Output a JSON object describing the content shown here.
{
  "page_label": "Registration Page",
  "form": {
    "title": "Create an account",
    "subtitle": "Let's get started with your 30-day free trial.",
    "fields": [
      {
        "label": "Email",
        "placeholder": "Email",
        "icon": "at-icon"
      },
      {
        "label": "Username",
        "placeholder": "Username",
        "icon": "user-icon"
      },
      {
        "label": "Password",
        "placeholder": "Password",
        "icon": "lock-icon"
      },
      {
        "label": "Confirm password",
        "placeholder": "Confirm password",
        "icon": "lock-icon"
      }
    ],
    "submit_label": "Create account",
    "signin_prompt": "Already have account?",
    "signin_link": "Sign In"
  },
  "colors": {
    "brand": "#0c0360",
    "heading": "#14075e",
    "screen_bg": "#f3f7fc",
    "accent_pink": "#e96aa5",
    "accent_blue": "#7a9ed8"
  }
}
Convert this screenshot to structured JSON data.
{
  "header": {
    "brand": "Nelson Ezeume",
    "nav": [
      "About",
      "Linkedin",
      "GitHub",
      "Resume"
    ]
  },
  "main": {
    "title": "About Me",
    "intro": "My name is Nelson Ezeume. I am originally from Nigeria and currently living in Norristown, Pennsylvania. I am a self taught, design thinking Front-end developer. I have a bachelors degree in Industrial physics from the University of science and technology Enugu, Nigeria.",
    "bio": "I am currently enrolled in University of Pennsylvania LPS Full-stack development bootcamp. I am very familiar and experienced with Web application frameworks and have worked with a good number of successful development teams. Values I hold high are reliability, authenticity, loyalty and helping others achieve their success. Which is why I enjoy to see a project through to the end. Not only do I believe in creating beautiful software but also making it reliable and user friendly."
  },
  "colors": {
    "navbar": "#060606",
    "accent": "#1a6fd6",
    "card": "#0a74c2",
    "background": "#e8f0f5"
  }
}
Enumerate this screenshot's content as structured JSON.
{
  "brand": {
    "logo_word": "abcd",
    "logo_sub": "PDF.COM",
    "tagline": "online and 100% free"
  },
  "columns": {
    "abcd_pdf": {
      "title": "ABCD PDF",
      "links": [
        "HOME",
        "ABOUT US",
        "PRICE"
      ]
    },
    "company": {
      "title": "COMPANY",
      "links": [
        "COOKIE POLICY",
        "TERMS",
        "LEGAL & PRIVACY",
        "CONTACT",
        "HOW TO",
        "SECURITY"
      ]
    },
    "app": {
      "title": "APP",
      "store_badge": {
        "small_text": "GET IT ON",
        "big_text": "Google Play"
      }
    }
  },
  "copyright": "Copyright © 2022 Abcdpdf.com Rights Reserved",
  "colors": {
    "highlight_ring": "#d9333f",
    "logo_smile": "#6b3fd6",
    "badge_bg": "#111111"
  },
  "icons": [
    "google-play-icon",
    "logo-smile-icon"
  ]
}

WRITTEN TASK:
Give back the whole listing exactly as it reads.

SOLUTION TO THIS EXERCISE:
Output a JSON object describing the content shown here.
{
  "page_label": "Registration Page",
  "form": {
    "title": "Create an account",
    "subtitle": "Let's get started with your 30-day free trial.",
    "fields": [
      {
        "label": "Email",
        "placeholder": "Email",
        "icon": "at-icon"
      },
      {
        "label": "Username",
        "placeholder": "Username",
        "icon": "user-icon"
      },
      {
        "label": "Password",
        "placeholder": "Password",
        "icon": "lock-icon"
      },
      {
        "label": "Confirm password",
        "placeholder": "Confirm password",
        "icon": "lock-icon"
      }
    ],
    "submit_label": "Create account",
    "signin_prompt": "Already have account?",
    "signin_link": "Sign In"
  },
  "colors": {
    "brand": "#0c0360",
    "heading": "#14075e",
    "screen_bg": "#f3f7fc",
    "accent_pink": "#e96aa5",
    "accent_blue": "#7a9ed8"
  }
}
Convert this screenshot to structured JSON data.
{
  "header": {
    "brand": "Nelson Ezeume",
    "nav": [
      "About",
      "Linkedin",
      "GitHub",
      "Resume"
    ]
  },
  "main": {
    "title": "About Me",
    "intro": "My name is Nelson Ezeume. I am originally from Nigeria and currently living in Norristown, Pennsylvania. I am a self taught, design thinking Front-end developer. I have a bachelors degree in Industrial physics from the University of science and technology Enugu, Nigeria.",
    "bio": "I am currently enrolled in University of Pennsylvania LPS Full-stack development bootcamp. I am very familiar and experienced with Web application frameworks and have worked with a good number of successful development teams. Values I hold high are reliability, authenticity, loyalty and helping others achieve their success. Which is why I enjoy to see a project through to the end. Not only do I believe in creating beautiful software but also making it reliable and user friendly."
  },
  "colors": {
    "navbar": "#060606",
    "accent": "#1a6fd6",
    "card": "#0a74c2",
    "background": "#e8f0f5"
  }
}
Enumerate this screenshot's content as structured JSON.
{
  "brand": {
    "logo_word": "abcd",
    "logo_sub": "PDF.COM",
    "tagline": "online and 100% free"
  },
  "columns": {
    "abcd_pdf": {
      "title": "ABCD PDF",
      "links": [
        "HOME",
        "ABOUT US",
        "PRICE"
      ]
    },
    "company": {
      "title": "COMPANY",
      "links": [
        "COOKIE POLICY",
        "TERMS",
        "LEGAL & PRIVACY",
        "CONTACT",
        "HOW TO",
        "SECURITY"
      ]
    },
    "app": {
      "title": "APP",
      "store_badge": {
        "small_text": "GET IT ON",
        "big_text": "Google Play"
      }
    }
  },
  "copyright": "Copyright © 2022 Abcdpdf.com Rights Reserved",
  "colors": {
    "highlight_ring": "#d9333f",
    "logo_smile": "#6b3fd6",
    "badge_bg": "#111111"
  },
  "icons": [
    "google-play-icon",
    "logo-smile-icon"
  ]
}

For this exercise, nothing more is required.